# Stated problem:
Tally the lines below that contain the word "color", and give only that number.

[Items from a figure collection]

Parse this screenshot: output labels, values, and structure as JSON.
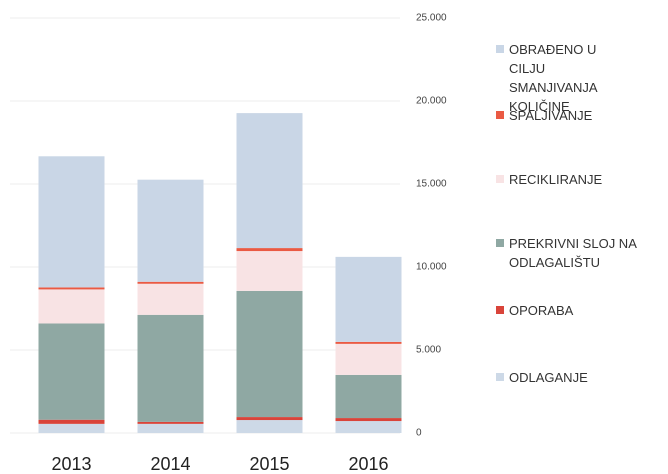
{
  "chart_data": {
    "type": "stacked_bar",
    "categories": [
      "2013",
      "2014",
      "2015",
      "2016"
    ],
    "series": [
      {
        "name": "ODLAGANJE",
        "color": "#cdd9e7",
        "values": [
          550,
          550,
          780,
          720
        ]
      },
      {
        "name": "OPORABA",
        "color": "#d9443a",
        "values": [
          250,
          120,
          180,
          180
        ]
      },
      {
        "name": "PREKRIVNI SLOJ NA ODLAGALIŠTU",
        "color": "#8fa8a3",
        "values": [
          5800,
          6450,
          7600,
          2600
        ]
      },
      {
        "name": "RECIKLIRANJE",
        "color": "#f8e3e4",
        "values": [
          2050,
          1870,
          2400,
          1870
        ]
      },
      {
        "name": "SPALJIVANJE",
        "color": "#ea5a43",
        "values": [
          120,
          120,
          180,
          120
        ]
      },
      {
        "name": "OBRAĐENO U CILJU SMANJIVANJA KOLIČINE",
        "color": "#c9d6e6",
        "values": [
          7900,
          6150,
          8130,
          5120
        ]
      }
    ],
    "ylim": [
      0,
      25000
    ],
    "yticks": [
      0,
      {
        "value": 5000,
        "label": "5.000"
      },
      {
        "value": 10000,
        "label": "10.000"
      },
      {
        "value": 15000,
        "label": "15.000"
      },
      {
        "value": 20000,
        "label": "20.000"
      },
      {
        "value": 25000,
        "label": "25.000"
      }
    ],
    "grid": true
  }
}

# Answer to this problem:
6